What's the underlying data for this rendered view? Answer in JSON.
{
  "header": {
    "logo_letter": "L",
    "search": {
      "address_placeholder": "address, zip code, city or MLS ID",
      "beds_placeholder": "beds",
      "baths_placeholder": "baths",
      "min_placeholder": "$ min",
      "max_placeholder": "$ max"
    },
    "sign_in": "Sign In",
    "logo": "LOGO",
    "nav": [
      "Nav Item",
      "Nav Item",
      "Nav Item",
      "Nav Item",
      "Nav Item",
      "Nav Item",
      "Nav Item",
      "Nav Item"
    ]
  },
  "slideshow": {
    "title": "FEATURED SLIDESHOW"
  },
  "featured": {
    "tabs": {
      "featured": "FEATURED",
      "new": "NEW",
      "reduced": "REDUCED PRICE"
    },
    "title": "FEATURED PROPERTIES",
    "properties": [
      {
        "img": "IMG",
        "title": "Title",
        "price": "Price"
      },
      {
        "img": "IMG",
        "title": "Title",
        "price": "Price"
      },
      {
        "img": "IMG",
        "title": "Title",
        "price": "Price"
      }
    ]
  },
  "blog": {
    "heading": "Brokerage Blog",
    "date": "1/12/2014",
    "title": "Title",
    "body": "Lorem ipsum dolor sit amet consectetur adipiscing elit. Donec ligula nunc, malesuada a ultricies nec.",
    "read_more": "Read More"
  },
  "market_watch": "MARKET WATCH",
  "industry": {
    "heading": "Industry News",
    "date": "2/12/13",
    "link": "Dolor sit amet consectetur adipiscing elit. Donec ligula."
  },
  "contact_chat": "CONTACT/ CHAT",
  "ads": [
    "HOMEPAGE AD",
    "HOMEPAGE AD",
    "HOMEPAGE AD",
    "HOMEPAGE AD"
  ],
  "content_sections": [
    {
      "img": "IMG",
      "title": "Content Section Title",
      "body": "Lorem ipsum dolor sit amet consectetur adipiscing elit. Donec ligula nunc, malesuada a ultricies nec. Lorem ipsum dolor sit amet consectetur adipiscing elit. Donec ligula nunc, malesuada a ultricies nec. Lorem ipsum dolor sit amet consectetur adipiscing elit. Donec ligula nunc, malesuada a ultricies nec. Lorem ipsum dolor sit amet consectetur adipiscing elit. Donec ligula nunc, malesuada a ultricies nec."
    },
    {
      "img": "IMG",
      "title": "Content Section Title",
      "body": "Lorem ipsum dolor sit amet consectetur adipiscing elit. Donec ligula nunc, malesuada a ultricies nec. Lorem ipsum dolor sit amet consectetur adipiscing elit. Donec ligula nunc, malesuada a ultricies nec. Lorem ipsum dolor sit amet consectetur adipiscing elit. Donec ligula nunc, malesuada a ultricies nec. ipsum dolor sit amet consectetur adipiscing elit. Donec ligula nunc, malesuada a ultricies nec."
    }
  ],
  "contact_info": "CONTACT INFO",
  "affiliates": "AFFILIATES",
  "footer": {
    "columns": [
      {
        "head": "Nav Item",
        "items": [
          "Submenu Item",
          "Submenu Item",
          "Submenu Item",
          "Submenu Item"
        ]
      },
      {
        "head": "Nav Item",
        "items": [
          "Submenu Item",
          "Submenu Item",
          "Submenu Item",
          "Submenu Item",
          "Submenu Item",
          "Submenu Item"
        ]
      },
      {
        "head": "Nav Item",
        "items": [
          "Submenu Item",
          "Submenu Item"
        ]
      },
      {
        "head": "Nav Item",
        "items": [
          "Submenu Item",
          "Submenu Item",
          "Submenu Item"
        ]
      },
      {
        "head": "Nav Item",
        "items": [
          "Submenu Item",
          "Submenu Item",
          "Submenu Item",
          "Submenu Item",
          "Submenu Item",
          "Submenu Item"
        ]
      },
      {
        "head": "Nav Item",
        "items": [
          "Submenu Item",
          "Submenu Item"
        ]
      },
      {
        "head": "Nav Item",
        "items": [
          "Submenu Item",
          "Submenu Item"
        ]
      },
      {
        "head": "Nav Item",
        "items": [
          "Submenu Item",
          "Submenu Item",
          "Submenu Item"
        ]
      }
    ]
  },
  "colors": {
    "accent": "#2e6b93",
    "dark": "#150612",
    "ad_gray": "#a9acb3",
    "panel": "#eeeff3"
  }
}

• _THE PROBLEM_: In the listing, find every line with the word "CONTACT" and state how many there are, nothing more.

• _THE COMPLETED TASK_: 2